- **Data**

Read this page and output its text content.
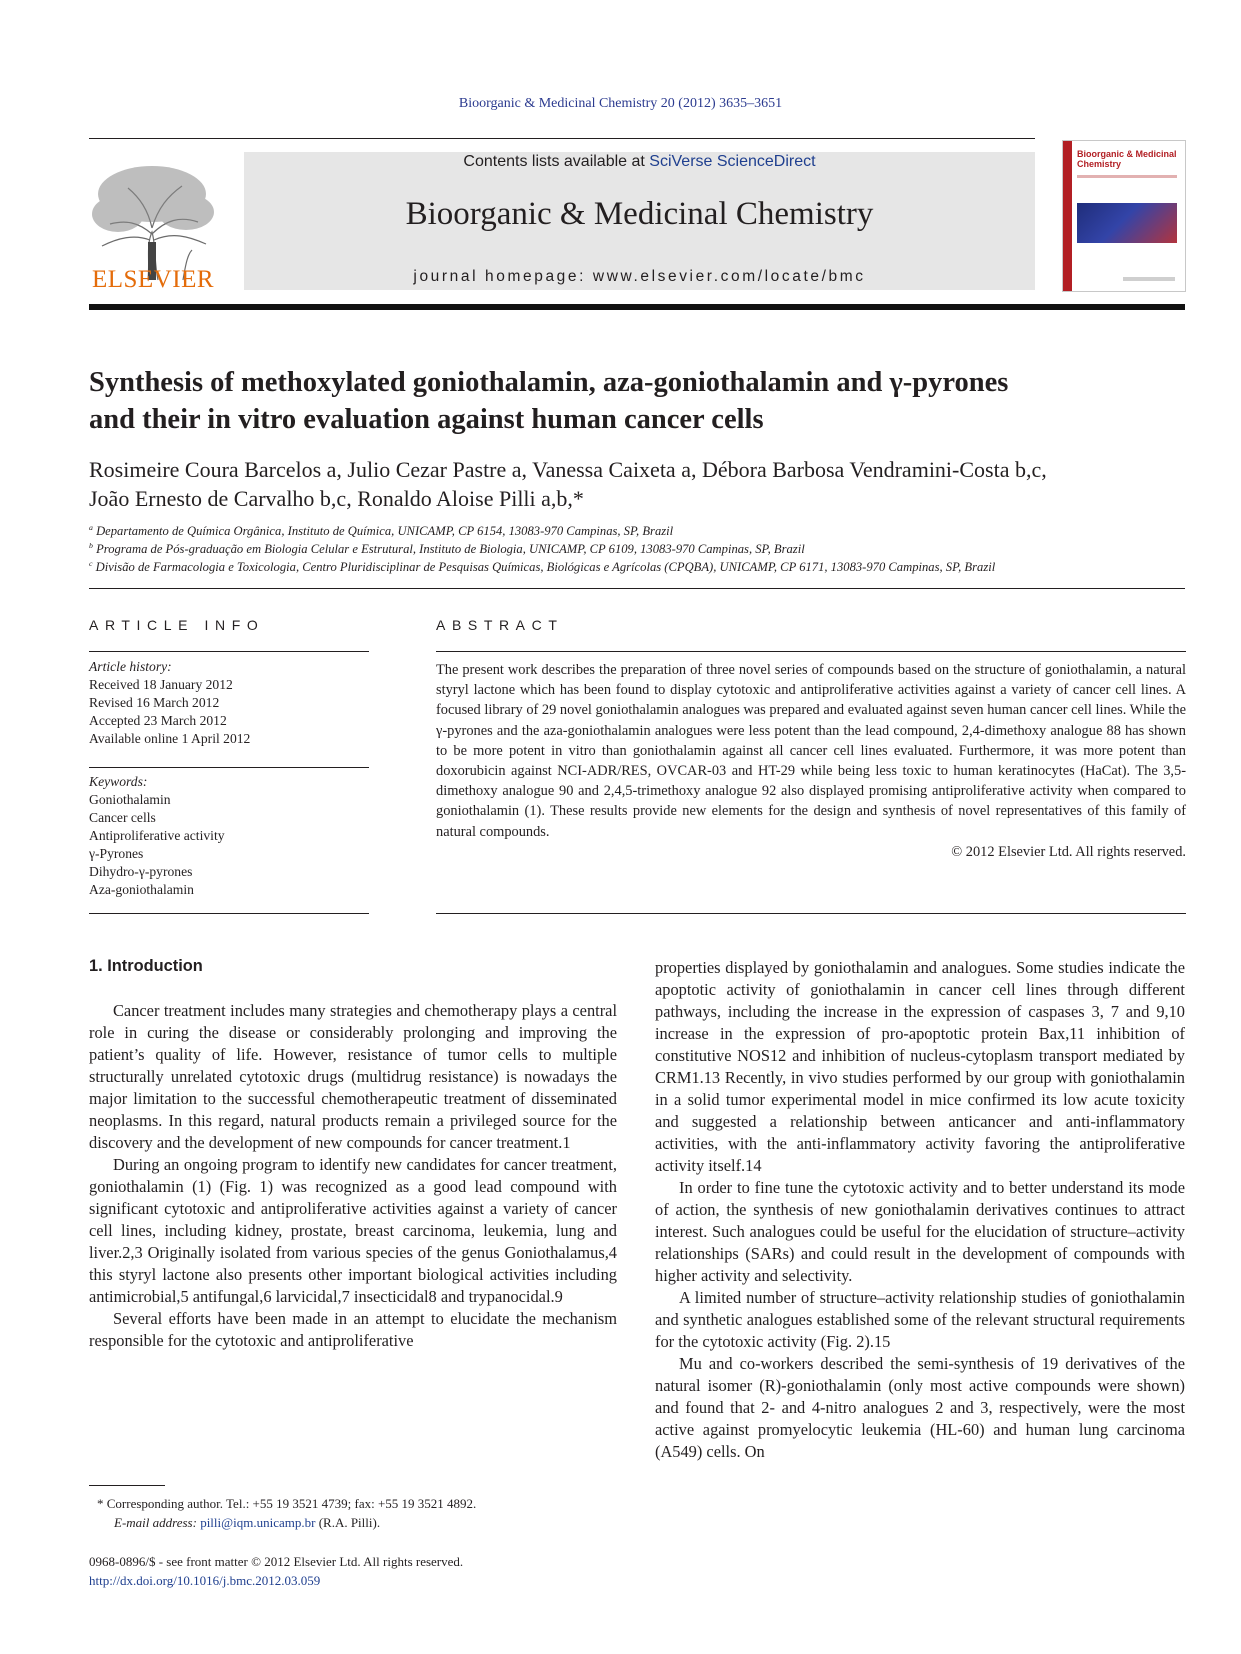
Bioorganic & Medicinal Chemistry 20 (2012) 3635–3651
ELSEVIER
Contents lists available at SciVerse ScienceDirect
Bioorganic & Medicinal Chemistry
journal homepage: www.elsevier.com/locate/bmc
Bioorganic & Medicinal Chemistry
Synthesis of methoxylated goniothalamin, aza-goniothalamin and γ-pyrones
and their in vitro evaluation against human cancer cells
Rosimeire Coura Barcelos a, Julio Cezar Pastre a, Vanessa Caixeta a, Débora Barbosa Vendramini-Costa b,c,
João Ernesto de Carvalho b,c, Ronaldo Aloise Pilli a,b,*
$^a$ Departamento de Química Orgânica, Instituto de Química, UNICAMP, CP 6154, 13083-970 Campinas, SP, Brazil
$^b$ Programa de Pós-graduação em Biologia Celular e Estrutural, Instituto de Biologia, UNICAMP, CP 6109, 13083-970 Campinas, SP, Brazil
$^c$ Divisão de Farmacologia e Toxicologia, Centro Pluridisciplinar de Pesquisas Químicas, Biológicas e Agrícolas (CPQBA), UNICAMP, CP 6171, 13083-970 Campinas, SP, Brazil
ARTICLE INFO
Article history:
Received 18 January 2012
Revised 16 March 2012
Accepted 23 March 2012
Available online 1 April 2012
Keywords:
Goniothalamin
Cancer cells
Antiproliferative activity
γ-Pyrones
Dihydro-γ-pyrones
Aza-goniothalamin
ABSTRACT
The present work describes the preparation of three novel series of compounds based on the structure of goniothalamin, a natural styryl lactone which has been found to display cytotoxic and antiproliferative activities against a variety of cancer cell lines. A focused library of 29 novel goniothalamin analogues was prepared and evaluated against seven human cancer cell lines. While the γ-pyrones and the aza-goniothalamin analogues were less potent than the lead compound, 2,4-dimethoxy analogue 88 has shown to be more potent in vitro than goniothalamin against all cancer cell lines evaluated. Furthermore, it was more potent than doxorubicin against NCI-ADR/RES, OVCAR-03 and HT-29 while being less toxic to human keratinocytes (HaCat). The 3,5-dimethoxy analogue 90 and 2,4,5-trimethoxy analogue 92 also displayed promising antiproliferative activity when compared to goniothalamin (1). These results provide new elements for the design and synthesis of novel representatives of this family of natural compounds.
© 2012 Elsevier Ltd. All rights reserved.
1. Introduction

Cancer treatment includes many strategies and chemotherapy plays a central role in curing the disease or considerably prolonging and improving the patient’s quality of life. However, resistance of tumor cells to multiple structurally unrelated cytotoxic drugs (multidrug resistance) is nowadays the major limitation to the successful chemotherapeutic treatment of disseminated neoplasms. In this regard, natural products remain a privileged source for the discovery and the development of new compounds for cancer treatment.1

During an ongoing program to identify new candidates for cancer treatment, goniothalamin (1) (Fig. 1) was recognized as a good lead compound with significant cytotoxic and antiproliferative activities against a variety of cancer cell lines, including kidney, prostate, breast carcinoma, leukemia, lung and liver.2,3 Originally isolated from various species of the genus Goniothalamus,4 this styryl lactone also presents other important biological activities including antimicrobial,5 antifungal,6 larvicidal,7 insecticidal8 and trypanocidal.9

Several efforts have been made in an attempt to elucidate the mechanism responsible for the cytotoxic and antiproliferative

properties displayed by goniothalamin and analogues. Some studies indicate the apoptotic activity of goniothalamin in cancer cell lines through different pathways, including the increase in the expression of caspases 3, 7 and 9,10 increase in the expression of pro-apoptotic protein Bax,11 inhibition of constitutive NOS12 and inhibition of nucleus-cytoplasm transport mediated by CRM1.13 Recently, in vivo studies performed by our group with goniothalamin in a solid tumor experimental model in mice confirmed its low acute toxicity and suggested a relationship between anticancer and anti-inflammatory activities, with the anti-inflammatory activity favoring the antiproliferative activity itself.14

In order to fine tune the cytotoxic activity and to better understand its mode of action, the synthesis of new goniothalamin derivatives continues to attract interest. Such analogues could be useful for the elucidation of structure–activity relationships (SARs) and could result in the development of compounds with higher activity and selectivity.

A limited number of structure–activity relationship studies of goniothalamin and synthetic analogues established some of the relevant structural requirements for the cytotoxic activity (Fig. 2).15

Mu and co-workers described the semi-synthesis of 19 derivatives of the natural isomer (R)-goniothalamin (only most active compounds were shown) and found that 2- and 4-nitro analogues 2 and 3, respectively, were the most active against promyelocytic leukemia (HL-60) and human lung carcinoma (A549) cells. On

* Corresponding author. Tel.: +55 19 3521 4739; fax: +55 19 3521 4892.
E-mail address: pilli@iqm.unicamp.br (R.A. Pilli).
0968-0896/$ - see front matter © 2012 Elsevier Ltd. All rights reserved.
http://dx.doi.org/10.1016/j.bmc.2012.03.059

- **Problem to solve**
Line by line, return the listing above exactly, dropping every picture.

- **Task response**
Read this page and output its text content.
Bioorganic & Medicinal Chemistry 20 (2012) 3635–3651
ELSEVIER
Contents lists available at SciVerse ScienceDirect
Bioorganic & Medicinal Chemistry
journal homepage: www.elsevier.com/locate/bmc
Bioorganic & Medicinal Chemistry
Synthesis of methoxylated goniothalamin, aza-goniothalamin and γ-pyrones
and their in vitro evaluation against human cancer cells
Rosimeire Coura Barcelos a, Julio Cezar Pastre a, Vanessa Caixeta a, Débora Barbosa Vendramini-Costa b,c,
João Ernesto de Carvalho b,c, Ronaldo Aloise Pilli a,b,*
$^a$ Departamento de Química Orgânica, Instituto de Química, UNICAMP, CP 6154, 13083-970 Campinas, SP, Brazil
$^b$ Programa de Pós-graduação em Biologia Celular e Estrutural, Instituto de Biologia, UNICAMP, CP 6109, 13083-970 Campinas, SP, Brazil
$^c$ Divisão de Farmacologia e Toxicologia, Centro Pluridisciplinar de Pesquisas Químicas, Biológicas e Agrícolas (CPQBA), UNICAMP, CP 6171, 13083-970 Campinas, SP, Brazil
ARTICLE INFO
Article history:
Received 18 January 2012
Revised 16 March 2012
Accepted 23 March 2012
Available online 1 April 2012
Keywords:
Goniothalamin
Cancer cells
Antiproliferative activity
γ-Pyrones
Dihydro-γ-pyrones
Aza-goniothalamin
ABSTRACT
The present work describes the preparation of three novel series of compounds based on the structure of goniothalamin, a natural styryl lactone which has been found to display cytotoxic and antiproliferative activities against a variety of cancer cell lines. A focused library of 29 novel goniothalamin analogues was prepared and evaluated against seven human cancer cell lines. While the γ-pyrones and the aza-goniothalamin analogues were less potent than the lead compound, 2,4-dimethoxy analogue 88 has shown to be more potent in vitro than goniothalamin against all cancer cell lines evaluated. Furthermore, it was more potent than doxorubicin against NCI-ADR/RES, OVCAR-03 and HT-29 while being less toxic to human keratinocytes (HaCat). The 3,5-dimethoxy analogue 90 and 2,4,5-trimethoxy analogue 92 also displayed promising antiproliferative activity when compared to goniothalamin (1). These results provide new elements for the design and synthesis of novel representatives of this family of natural compounds.
© 2012 Elsevier Ltd. All rights reserved.
1. Introduction

Cancer treatment includes many strategies and chemotherapy plays a central role in curing the disease or considerably prolonging and improving the patient’s quality of life. However, resistance of tumor cells to multiple structurally unrelated cytotoxic drugs (multidrug resistance) is nowadays the major limitation to the successful chemotherapeutic treatment of disseminated neoplasms. In this regard, natural products remain a privileged source for the discovery and the development of new compounds for cancer treatment.1

During an ongoing program to identify new candidates for cancer treatment, goniothalamin (1) (Fig. 1) was recognized as a good lead compound with significant cytotoxic and antiproliferative activities against a variety of cancer cell lines, including kidney, prostate, breast carcinoma, leukemia, lung and liver.2,3 Originally isolated from various species of the genus Goniothalamus,4 this styryl lactone also presents other important biological activities including antimicrobial,5 antifungal,6 larvicidal,7 insecticidal8 and trypanocidal.9

Several efforts have been made in an attempt to elucidate the mechanism responsible for the cytotoxic and antiproliferative

properties displayed by goniothalamin and analogues. Some studies indicate the apoptotic activity of goniothalamin in cancer cell lines through different pathways, including the increase in the expression of caspases 3, 7 and 9,10 increase in the expression of pro-apoptotic protein Bax,11 inhibition of constitutive NOS12 and inhibition of nucleus-cytoplasm transport mediated by CRM1.13 Recently, in vivo studies performed by our group with goniothalamin in a solid tumor experimental model in mice confirmed its low acute toxicity and suggested a relationship between anticancer and anti-inflammatory activities, with the anti-inflammatory activity favoring the antiproliferative activity itself.14

In order to fine tune the cytotoxic activity and to better understand its mode of action, the synthesis of new goniothalamin derivatives continues to attract interest. Such analogues could be useful for the elucidation of structure–activity relationships (SARs) and could result in the development of compounds with higher activity and selectivity.

A limited number of structure–activity relationship studies of goniothalamin and synthetic analogues established some of the relevant structural requirements for the cytotoxic activity (Fig. 2).15

Mu and co-workers described the semi-synthesis of 19 derivatives of the natural isomer (R)-goniothalamin (only most active compounds were shown) and found that 2- and 4-nitro analogues 2 and 3, respectively, were the most active against promyelocytic leukemia (HL-60) and human lung carcinoma (A549) cells. On

* Corresponding author. Tel.: +55 19 3521 4739; fax: +55 19 3521 4892.
E-mail address: pilli@iqm.unicamp.br (R.A. Pilli).
0968-0896/$ - see front matter © 2012 Elsevier Ltd. All rights reserved.
http://dx.doi.org/10.1016/j.bmc.2012.03.059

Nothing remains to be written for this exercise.